▶ _Directions_
Set down the records once more, please, exactly and with the pictures left out.

▶ _Available records_
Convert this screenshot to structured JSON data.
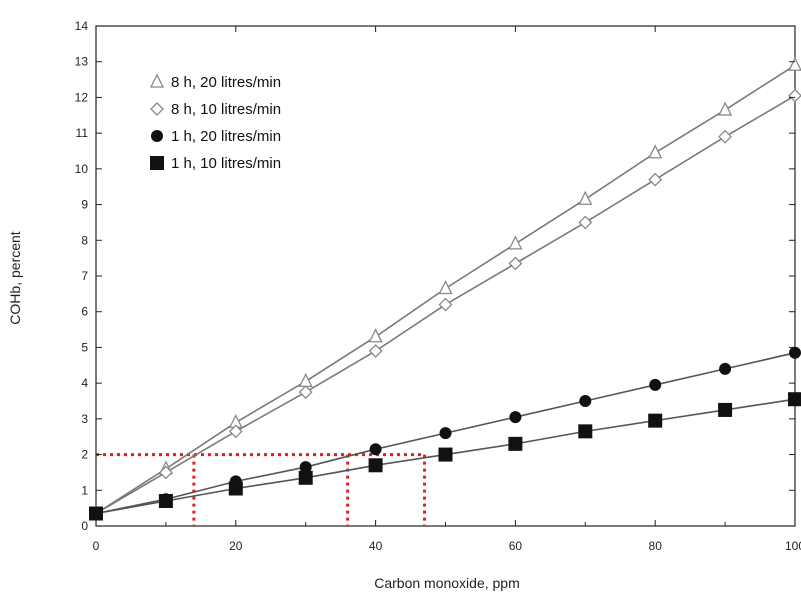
{
  "chart_data": {
    "type": "line",
    "xlabel": "Carbon monoxide, ppm",
    "ylabel": "COHb, percent",
    "xlim": [
      0,
      100
    ],
    "ylim": [
      0,
      14
    ],
    "x_ticks": [
      0,
      20,
      40,
      60,
      80,
      100
    ],
    "y_ticks": [
      0,
      1,
      2,
      3,
      4,
      5,
      6,
      7,
      8,
      9,
      10,
      11,
      12,
      13,
      14
    ],
    "grid": false,
    "legend_position": "top-left",
    "series": [
      {
        "name": "8 h, 20 litres/min",
        "marker": "open-triangle",
        "line_color": "#7a7a7a",
        "x": [
          0,
          10,
          20,
          30,
          40,
          50,
          60,
          70,
          80,
          90,
          100
        ],
        "y": [
          0.35,
          1.6,
          2.9,
          4.05,
          5.3,
          6.65,
          7.9,
          9.15,
          10.45,
          11.65,
          12.9
        ]
      },
      {
        "name": "8 h, 10 litres/min",
        "marker": "open-diamond",
        "line_color": "#7a7a7a",
        "x": [
          0,
          10,
          20,
          30,
          40,
          50,
          60,
          70,
          80,
          90,
          100
        ],
        "y": [
          0.35,
          1.5,
          2.65,
          3.75,
          4.9,
          6.2,
          7.35,
          8.5,
          9.7,
          10.9,
          12.05
        ]
      },
      {
        "name": "1 h, 20 litres/min",
        "marker": "filled-circle",
        "line_color": "#555555",
        "x": [
          0,
          10,
          20,
          30,
          40,
          50,
          60,
          70,
          80,
          90,
          100
        ],
        "y": [
          0.35,
          0.75,
          1.25,
          1.65,
          2.15,
          2.6,
          3.05,
          3.5,
          3.95,
          4.4,
          4.85
        ]
      },
      {
        "name": "1 h, 10 litres/min",
        "marker": "filled-square",
        "line_color": "#555555",
        "x": [
          0,
          10,
          20,
          30,
          40,
          50,
          60,
          70,
          80,
          90,
          100
        ],
        "y": [
          0.35,
          0.7,
          1.05,
          1.35,
          1.7,
          2.0,
          2.3,
          2.65,
          2.95,
          3.25,
          3.55
        ]
      }
    ],
    "reference_lines": {
      "color": "#e0201c",
      "style": "dotted",
      "y_level": 2,
      "x_drops": [
        14,
        36,
        47
      ]
    }
  }
}
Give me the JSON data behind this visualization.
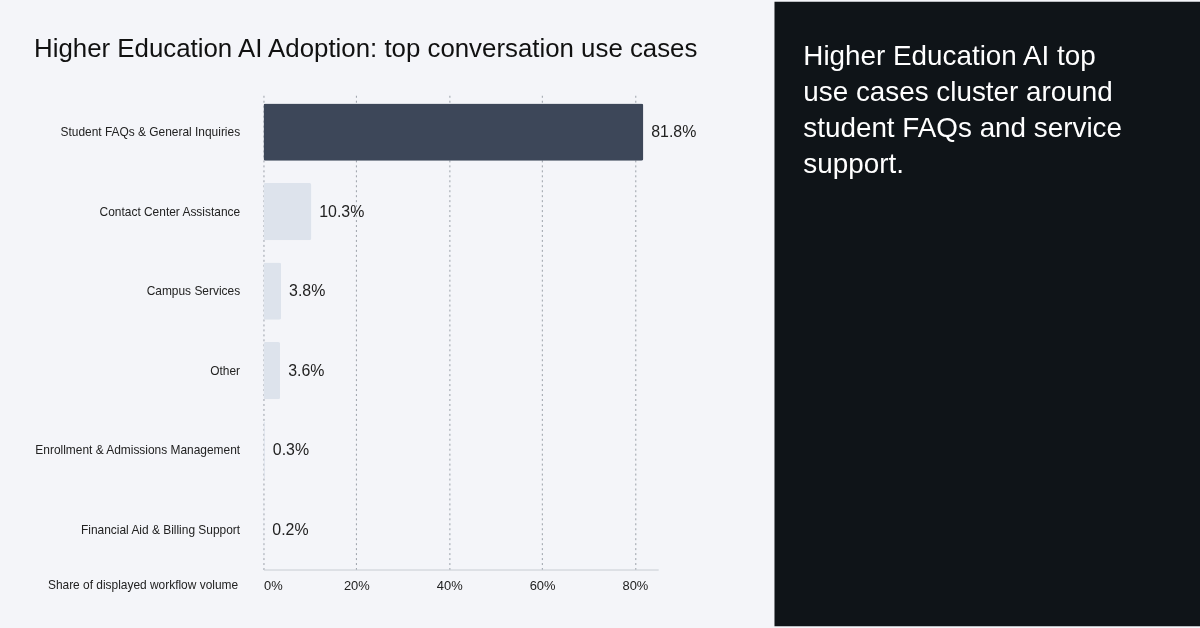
{
  "chart_data": {
    "type": "bar",
    "orientation": "horizontal",
    "title": "Higher Education AI Adoption: top conversation use cases",
    "categories": [
      "Student FAQs & General Inquiries",
      "Contact Center Assistance",
      "Campus Services",
      "Other",
      "Enrollment & Admissions Management",
      "Financial Aid & Billing Support"
    ],
    "values": [
      81.8,
      10.3,
      3.8,
      3.6,
      0.3,
      0.2
    ],
    "colors": [
      "#3d4759",
      "#dde3ec",
      "#dde3ec",
      "#dde3ec",
      "#dde3ec",
      "#dde3ec"
    ],
    "value_labels": [
      "81.8%",
      "10.3%",
      "3.8%",
      "3.6%",
      "0.3%",
      "0.2%"
    ],
    "xlabel": "Share of displayed workflow volume",
    "xlim": [
      0,
      85
    ],
    "xticks": [
      {
        "value": 0,
        "label": "0%"
      },
      {
        "value": 20,
        "label": "20%"
      },
      {
        "value": 40,
        "label": "40%"
      },
      {
        "value": 60,
        "label": "60%"
      },
      {
        "value": 80,
        "label": "80%"
      }
    ],
    "grid": "x",
    "annotations": [
      "Higher Education AI top use cases cluster around student FAQs and service support."
    ]
  }
}
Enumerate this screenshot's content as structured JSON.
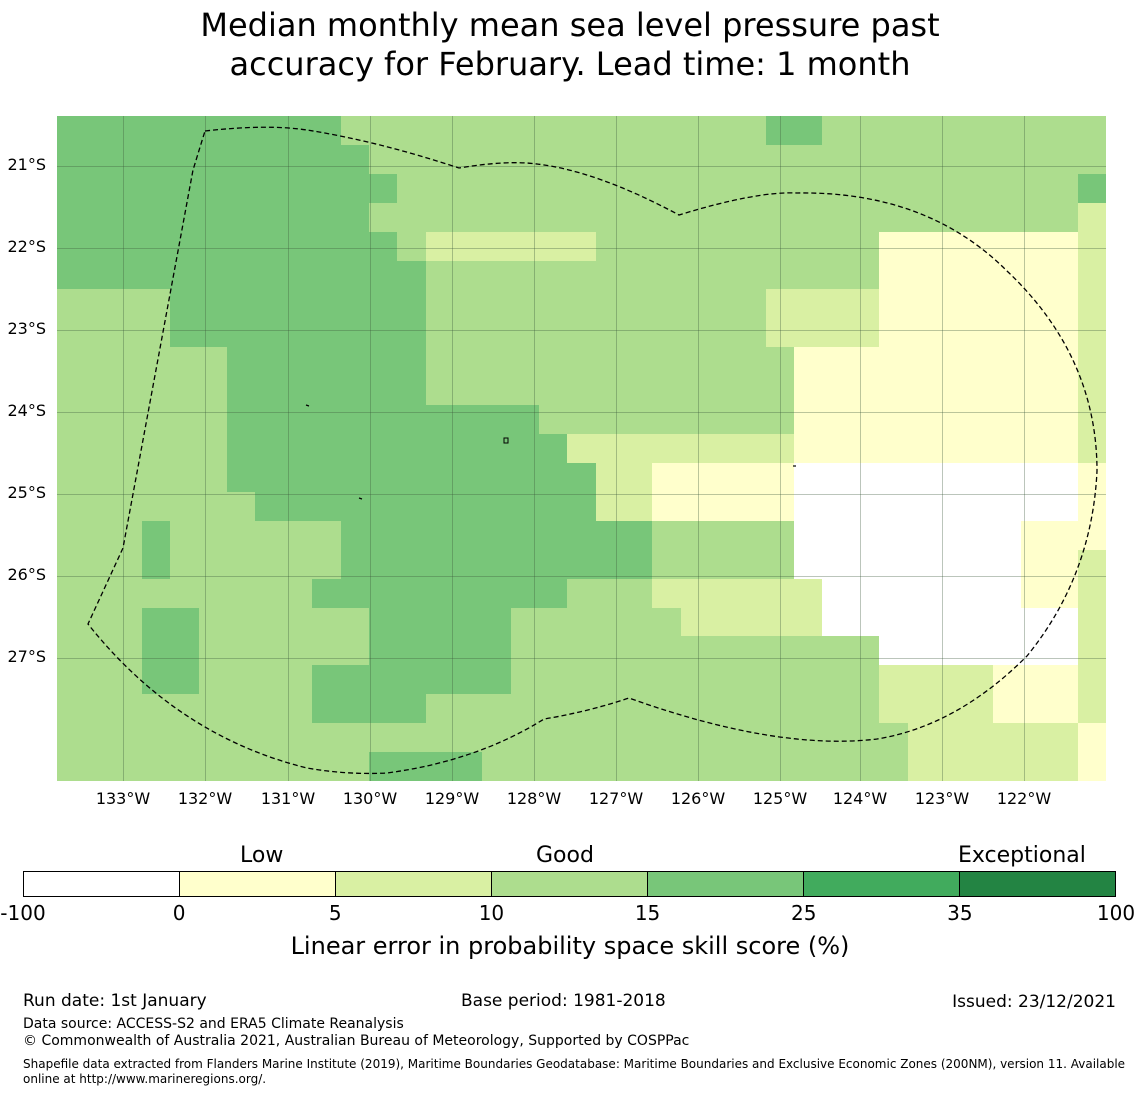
{
  "title": {
    "line1": "Median monthly mean sea level pressure past",
    "line2": "accuracy for February. Lead time: 1 month"
  },
  "map": {
    "lat_labels": [
      "21°S",
      "22°S",
      "23°S",
      "24°S",
      "25°S",
      "26°S",
      "27°S"
    ],
    "lon_labels": [
      "133°W",
      "132°W",
      "131°W",
      "130°W",
      "129°W",
      "128°W",
      "127°W",
      "126°W",
      "125°W",
      "124°W",
      "123°W",
      "122°W"
    ],
    "cell_classes_legend": "0 = -100..0, 1 = 0..5, 2 = 5..10, 3 = 10..15, 4 = 15..25",
    "grid_rows": [
      "4444444444333333333333333443333333333",
      "4444444444433333333333333333333333333",
      "4444444444443333333333333333333333334",
      "4444444444433333333333333333333333332",
      "4444444444443222222333333333311111112",
      "4444444444444333333333333333311111112",
      "3333444444444333333333333222211111112",
      "3333444444444333333333333222211111112",
      "3333334444444333333333333311111111112",
      "3333334444444333333333333311111111112",
      "3333334444444444433333333311111111112",
      "3333334444444444442222222211111111112",
      "3333334444444444444221111100000000001",
      "3333333444444444444221111100000000001",
      "3334333333444444444443333300000000111",
      "3334333333444444444443333300000000112",
      "3333333334444444443332222220000000112",
      "3334433333344444333333222220000000002",
      "3334433333344444333333333333300000002",
      "3334433334444444333333333333322221112",
      "3333333334444333333333333333322221112",
      "3333333333333333333333333333332222221",
      "3333333333344443333333333333332222221"
    ],
    "colors": {
      "class0": "#ffffff",
      "class1": "#ffffcc",
      "class2": "#d9f0a3",
      "class3": "#addd8e",
      "class4": "#78c679",
      "class5": "#41ab5d",
      "class6": "#238443",
      "grid": "#4a7a4a",
      "boundary": "#000000"
    }
  },
  "colorbar": {
    "categories": [
      "Low",
      "Good",
      "Exceptional"
    ],
    "ticks": [
      "-100",
      "0",
      "5",
      "10",
      "15",
      "25",
      "35",
      "100"
    ],
    "segment_colors": [
      "#ffffff",
      "#ffffcc",
      "#d9f0a3",
      "#addd8e",
      "#78c679",
      "#41ab5d",
      "#238443"
    ],
    "label": "Linear error in probability space skill score (%)"
  },
  "footer": {
    "run_date": "Run date: 1st January",
    "base_period": "Base period: 1981-2018",
    "issued": "Issued: 23/12/2021",
    "data_source": "Data source: ACCESS-S2 and ERA5 Climate Reanalysis",
    "copyright": "© Commonwealth of Australia 2021, Australian Bureau of Meteorology, Supported by COSPPac",
    "shapefile": "Shapefile data extracted from Flanders Marine Institute (2019), Maritime Boundaries Geodatabase: Maritime Boundaries and Exclusive Economic Zones (200NM), version 11. Available online at http://www.marineregions.org/."
  }
}
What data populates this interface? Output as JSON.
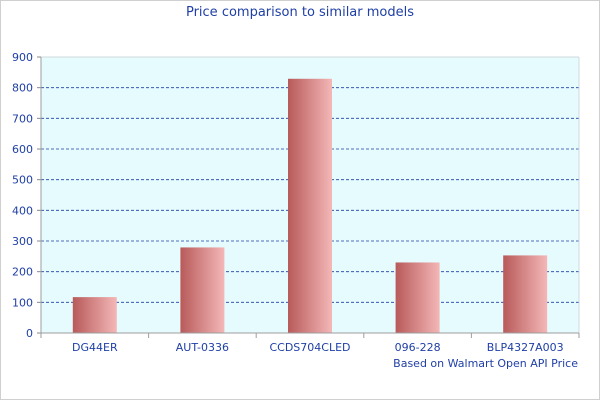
{
  "chart_data": {
    "type": "bar",
    "title": "Price comparison to similar models",
    "caption": "Based on Walmart Open API Price",
    "categories": [
      "DG44ER",
      "AUT-0336",
      "CCDS704CLED",
      "096-228",
      "BLP4327A003"
    ],
    "values": [
      117,
      279,
      829,
      230,
      253
    ],
    "ylim": [
      0,
      900
    ],
    "yticks": [
      0,
      100,
      200,
      300,
      400,
      500,
      600,
      700,
      800,
      900
    ],
    "xlabel": "",
    "ylabel": "",
    "grid": true,
    "legend": "none"
  },
  "colors": {
    "plot_background": "#e6fbfe",
    "grid": "#1f3fa6",
    "text": "#1f3fa6",
    "bar_dark": "#b85a5a",
    "bar_light": "#f4b7b7"
  }
}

▶ _Solution_
Convert this screenshot to structured JSON data.
{
  "chart_data": {
    "type": "line",
    "xlabel": "Carbon monoxide, ppm",
    "ylabel": "COHb, percent",
    "xlim": [
      0,
      100
    ],
    "ylim": [
      0,
      14
    ],
    "x_ticks": [
      0,
      20,
      40,
      60,
      80,
      100
    ],
    "y_ticks": [
      0,
      1,
      2,
      3,
      4,
      5,
      6,
      7,
      8,
      9,
      10,
      11,
      12,
      13,
      14
    ],
    "grid": false,
    "legend_position": "top-left",
    "series": [
      {
        "name": "8 h, 20 litres/min",
        "marker": "open-triangle",
        "line_color": "#7a7a7a",
        "x": [
          0,
          10,
          20,
          30,
          40,
          50,
          60,
          70,
          80,
          90,
          100
        ],
        "y": [
          0.35,
          1.6,
          2.9,
          4.05,
          5.3,
          6.65,
          7.9,
          9.15,
          10.45,
          11.65,
          12.9
        ]
      },
      {
        "name": "8 h, 10 litres/min",
        "marker": "open-diamond",
        "line_color": "#7a7a7a",
        "x": [
          0,
          10,
          20,
          30,
          40,
          50,
          60,
          70,
          80,
          90,
          100
        ],
        "y": [
          0.35,
          1.5,
          2.65,
          3.75,
          4.9,
          6.2,
          7.35,
          8.5,
          9.7,
          10.9,
          12.05
        ]
      },
      {
        "name": "1 h, 20 litres/min",
        "marker": "filled-circle",
        "line_color": "#555555",
        "x": [
          0,
          10,
          20,
          30,
          40,
          50,
          60,
          70,
          80,
          90,
          100
        ],
        "y": [
          0.35,
          0.75,
          1.25,
          1.65,
          2.15,
          2.6,
          3.05,
          3.5,
          3.95,
          4.4,
          4.85
        ]
      },
      {
        "name": "1 h, 10 litres/min",
        "marker": "filled-square",
        "line_color": "#555555",
        "x": [
          0,
          10,
          20,
          30,
          40,
          50,
          60,
          70,
          80,
          90,
          100
        ],
        "y": [
          0.35,
          0.7,
          1.05,
          1.35,
          1.7,
          2.0,
          2.3,
          2.65,
          2.95,
          3.25,
          3.55
        ]
      }
    ],
    "reference_lines": {
      "color": "#e0201c",
      "style": "dotted",
      "y_level": 2,
      "x_drops": [
        14,
        36,
        47
      ]
    }
  }
}
Give me the JSON data behind this visualization.
{
  "chart_data": {
    "type": "bar",
    "orientation": "horizontal",
    "title": "Higher Education AI Adoption: top conversation use cases",
    "categories": [
      "Student FAQs & General Inquiries",
      "Contact Center Assistance",
      "Campus Services",
      "Other",
      "Enrollment & Admissions Management",
      "Financial Aid & Billing Support"
    ],
    "values": [
      81.8,
      10.3,
      3.8,
      3.6,
      0.3,
      0.2
    ],
    "colors": [
      "#3d4759",
      "#dde3ec",
      "#dde3ec",
      "#dde3ec",
      "#dde3ec",
      "#dde3ec"
    ],
    "value_labels": [
      "81.8%",
      "10.3%",
      "3.8%",
      "3.6%",
      "0.3%",
      "0.2%"
    ],
    "xlabel": "Share of displayed workflow volume",
    "xlim": [
      0,
      85
    ],
    "xticks": [
      {
        "value": 0,
        "label": "0%"
      },
      {
        "value": 20,
        "label": "20%"
      },
      {
        "value": 40,
        "label": "40%"
      },
      {
        "value": 60,
        "label": "60%"
      },
      {
        "value": 80,
        "label": "80%"
      }
    ],
    "grid": "x",
    "annotations": [
      "Higher Education AI top use cases cluster around student FAQs and service support."
    ]
  }
}
Enumerate this screenshot's content as structured JSON.
{
  "title": {
    "line1": "Median monthly mean sea level pressure past",
    "line2": "accuracy for February. Lead time: 1 month"
  },
  "map": {
    "lat_labels": [
      "21°S",
      "22°S",
      "23°S",
      "24°S",
      "25°S",
      "26°S",
      "27°S"
    ],
    "lon_labels": [
      "133°W",
      "132°W",
      "131°W",
      "130°W",
      "129°W",
      "128°W",
      "127°W",
      "126°W",
      "125°W",
      "124°W",
      "123°W",
      "122°W"
    ],
    "cell_classes_legend": "0 = -100..0, 1 = 0..5, 2 = 5..10, 3 = 10..15, 4 = 15..25",
    "grid_rows": [
      "4444444444333333333333333443333333333",
      "4444444444433333333333333333333333333",
      "4444444444443333333333333333333333334",
      "4444444444433333333333333333333333332",
      "4444444444443222222333333333311111112",
      "4444444444444333333333333333311111112",
      "3333444444444333333333333222211111112",
      "3333444444444333333333333222211111112",
      "3333334444444333333333333311111111112",
      "3333334444444333333333333311111111112",
      "3333334444444444433333333311111111112",
      "3333334444444444442222222211111111112",
      "3333334444444444444221111100000000001",
      "3333333444444444444221111100000000001",
      "3334333333444444444443333300000000111",
      "3334333333444444444443333300000000112",
      "3333333334444444443332222220000000112",
      "3334433333344444333333222220000000002",
      "3334433333344444333333333333300000002",
      "3334433334444444333333333333322221112",
      "3333333334444333333333333333322221112",
      "3333333333333333333333333333332222221",
      "3333333333344443333333333333332222221"
    ],
    "colors": {
      "class0": "#ffffff",
      "class1": "#ffffcc",
      "class2": "#d9f0a3",
      "class3": "#addd8e",
      "class4": "#78c679",
      "class5": "#41ab5d",
      "class6": "#238443",
      "grid": "#4a7a4a",
      "boundary": "#000000"
    }
  },
  "colorbar": {
    "categories": [
      "Low",
      "Good",
      "Exceptional"
    ],
    "ticks": [
      "-100",
      "0",
      "5",
      "10",
      "15",
      "25",
      "35",
      "100"
    ],
    "segment_colors": [
      "#ffffff",
      "#ffffcc",
      "#d9f0a3",
      "#addd8e",
      "#78c679",
      "#41ab5d",
      "#238443"
    ],
    "label": "Linear error in probability space skill score (%)"
  },
  "footer": {
    "run_date": "Run date: 1st January",
    "base_period": "Base period: 1981-2018",
    "issued": "Issued: 23/12/2021",
    "data_source": "Data source: ACCESS-S2 and ERA5 Climate Reanalysis",
    "copyright": "© Commonwealth of Australia 2021, Australian Bureau of Meteorology, Supported by COSPPac",
    "shapefile": "Shapefile data extracted from Flanders Marine Institute (2019), Maritime Boundaries Geodatabase: Maritime Boundaries and Exclusive Economic Zones (200NM), version 11. Available online at http://www.marineregions.org/."
  }
}
What data populates this interface? Output as JSON.
{
  "chart_data": {
    "type": "bar",
    "title": "Price comparison to similar models",
    "caption": "Based on Walmart Open API Price",
    "categories": [
      "DG44ER",
      "AUT-0336",
      "CCDS704CLED",
      "096-228",
      "BLP4327A003"
    ],
    "values": [
      117,
      279,
      829,
      230,
      253
    ],
    "ylim": [
      0,
      900
    ],
    "yticks": [
      0,
      100,
      200,
      300,
      400,
      500,
      600,
      700,
      800,
      900
    ],
    "xlabel": "",
    "ylabel": "",
    "grid": true,
    "legend": "none"
  },
  "colors": {
    "plot_background": "#e6fbfe",
    "grid": "#1f3fa6",
    "text": "#1f3fa6",
    "bar_dark": "#b85a5a",
    "bar_light": "#f4b7b7"
  }
}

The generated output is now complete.